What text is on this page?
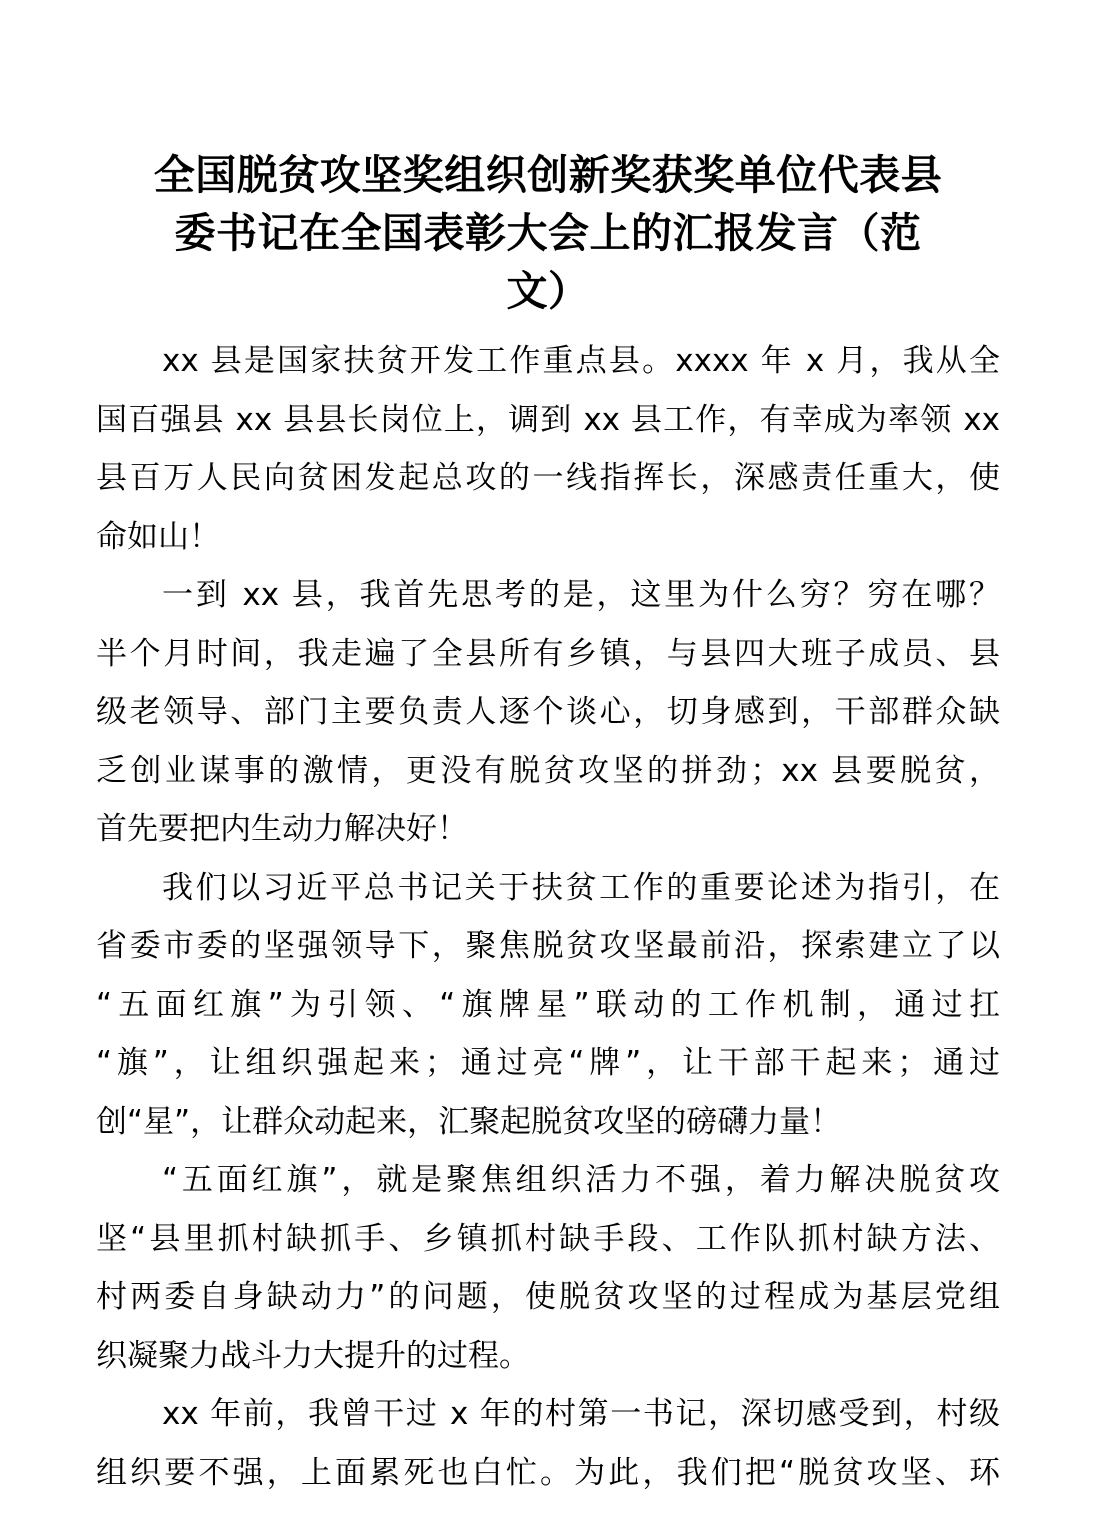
全国脱贫攻坚奖组织创新奖获奖单位代表县
委书记在全国表彰大会上的汇报发言（范
文）

xx 县是国家扶贫开发工作重点县。xxxx 年 x 月，我从全
国百强县 xx 县县长岗位上，调到 xx 县工作，有幸成为率领 xx
县百万人民向贫困发起总攻的一线指挥长，深感责任重大，使
命如山！

一到 xx 县，我首先思考的是，这里为什么穷？穷在哪？
半个月时间，我走遍了全县所有乡镇，与县四大班子成员、县
级老领导、部门主要负责人逐个谈心，切身感到，干部群众缺
乏创业谋事的激情，更没有脱贫攻坚的拼劲；xx 县要脱贫，
首先要把内生动力解决好！

我们以习近平总书记关于扶贫工作的重要论述为指引，在
省委市委的坚强领导下，聚焦脱贫攻坚最前沿，探索建立了以
“五面红旗”为引领、“旗牌星”联动的工作机制，通过扛
“旗”，让组织强起来；通过亮“牌”，让干部干起来；通过
创“星”，让群众动起来，汇聚起脱贫攻坚的磅礴力量！

“五面红旗”，就是聚焦组织活力不强，着力解决脱贫攻
坚“县里抓村缺抓手、乡镇抓村缺手段、工作队抓村缺方法、
村两委自身缺动力”的问题，使脱贫攻坚的过程成为基层党组
织凝聚力战斗力大提升的过程。

xx 年前，我曾干过 x 年的村第一书记，深切感受到，村级
组织要不强，上面累死也白忙。为此，我们把“脱贫攻坚、环
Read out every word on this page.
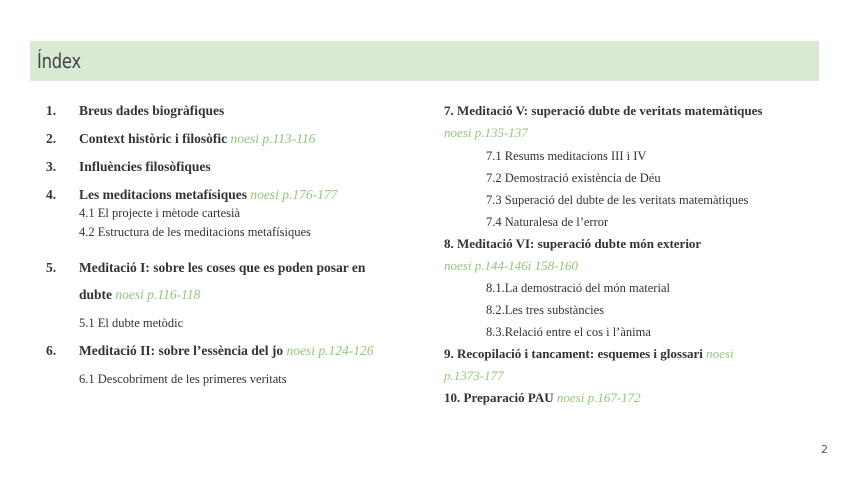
Índex
1. Breus dades biogràfiques
2. Context històric i filosòfic noesi p.113-116
3. Influències filosòfiques
4. Les meditacions metafísiques noesi p.176-177
4.1 El projecte i mètode cartesià
4.2 Estructura de les meditacions metafísiques
5. Meditació I: sobre les coses que es poden posar en
dubte noesi p.116-118
5.1 El dubte metòdic
6. Meditació II: sobre l’essència del jo noesi p.124-126
6.1 Descobriment de les primeres veritats
7. Meditació V: superació dubte de veritats matemàtiques
noesi p.135-137
7.1 Resums meditacions III i IV
7.2 Demostració existència de Déu
7.3 Superació del dubte de les veritats matemàtiques
7.4 Naturalesa de l’error
8. Meditació VI: superació dubte món exterior
noesi p.144-146i 158-160
8.1.La demostració del món material
8.2.Les tres substàncies
8.3.Relació entre el cos i l’ànima
9. Recopilació i tancament: esquemes i glossari noesi
p.1373-177
10. Preparació PAU noesi p.167-172
2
------------
Give the number of lines above that hold the word "noesi", and nothing more.

8